- [INSTRUCTIONS TO FOLLOW]
Exactly as written, quote every line that follows, skipping the images.

[start of DATA IN THIS EXERCISE]

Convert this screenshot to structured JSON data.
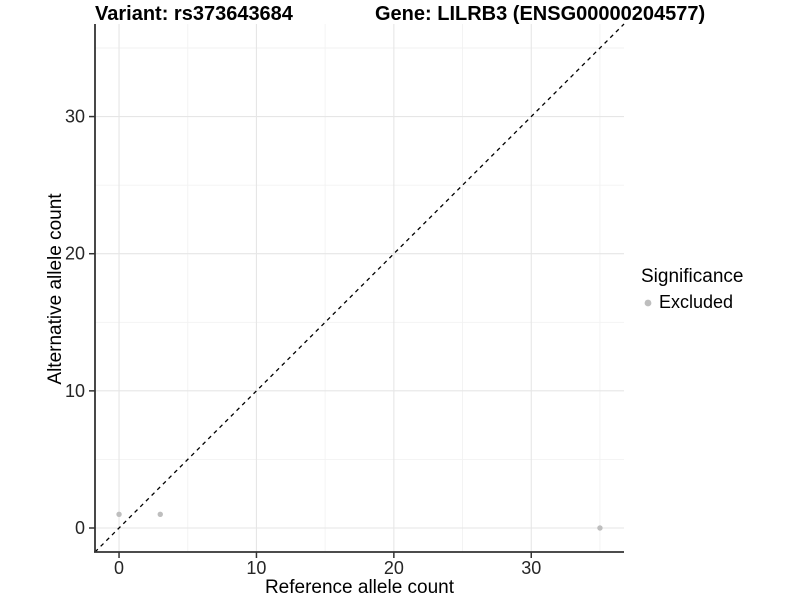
{
  "chart_data": {
    "type": "scatter",
    "title_left": "Variant: rs373643684",
    "title_right": "Gene: LILRB3 (ENSG00000204577)",
    "xlabel": "Reference allele count",
    "ylabel": "Alternative allele count",
    "xlim": [
      -1.75,
      36.75
    ],
    "ylim": [
      -1.75,
      36.75
    ],
    "x_ticks": [
      0,
      10,
      20,
      30
    ],
    "y_ticks": [
      0,
      10,
      20,
      30
    ],
    "x_minor_ticks": [
      5,
      15,
      25,
      35
    ],
    "y_minor_ticks": [
      5,
      15,
      25,
      35
    ],
    "grid": "on",
    "aspect": "equal",
    "reference_line": {
      "kind": "identity y=x",
      "style": "dashed",
      "color": "#000000"
    },
    "series": [
      {
        "name": "Excluded",
        "marker": "circle",
        "color": "#bebebe",
        "points": [
          [
            0,
            1
          ],
          [
            3,
            1
          ],
          [
            35,
            0
          ]
        ]
      }
    ],
    "legend": {
      "title": "Significance",
      "position": "right",
      "items": [
        {
          "label": "Excluded",
          "color": "#bebebe"
        }
      ]
    },
    "colors": {
      "background": "#ffffff",
      "axis_line": "#333333",
      "tick_mark": "#333333",
      "tick_label": "#262626",
      "grid_major": "#e6e6e6",
      "grid_minor": "#f2f2f2"
    }
  }
}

[end of DATA IN THIS EXERCISE]

- [RIGHT ANSWER]
Convert this screenshot to structured JSON data.
{
  "chart_data": {
    "type": "scatter",
    "title_left": "Variant: rs373643684",
    "title_right": "Gene: LILRB3 (ENSG00000204577)",
    "xlabel": "Reference allele count",
    "ylabel": "Alternative allele count",
    "xlim": [
      -1.75,
      36.75
    ],
    "ylim": [
      -1.75,
      36.75
    ],
    "x_ticks": [
      0,
      10,
      20,
      30
    ],
    "y_ticks": [
      0,
      10,
      20,
      30
    ],
    "x_minor_ticks": [
      5,
      15,
      25,
      35
    ],
    "y_minor_ticks": [
      5,
      15,
      25,
      35
    ],
    "grid": "on",
    "aspect": "equal",
    "reference_line": {
      "kind": "identity y=x",
      "style": "dashed",
      "color": "#000000"
    },
    "series": [
      {
        "name": "Excluded",
        "marker": "circle",
        "color": "#bebebe",
        "points": [
          [
            0,
            1
          ],
          [
            3,
            1
          ],
          [
            35,
            0
          ]
        ]
      }
    ],
    "legend": {
      "title": "Significance",
      "position": "right",
      "items": [
        {
          "label": "Excluded",
          "color": "#bebebe"
        }
      ]
    },
    "colors": {
      "background": "#ffffff",
      "axis_line": "#333333",
      "tick_mark": "#333333",
      "tick_label": "#262626",
      "grid_major": "#e6e6e6",
      "grid_minor": "#f2f2f2"
    }
  }
}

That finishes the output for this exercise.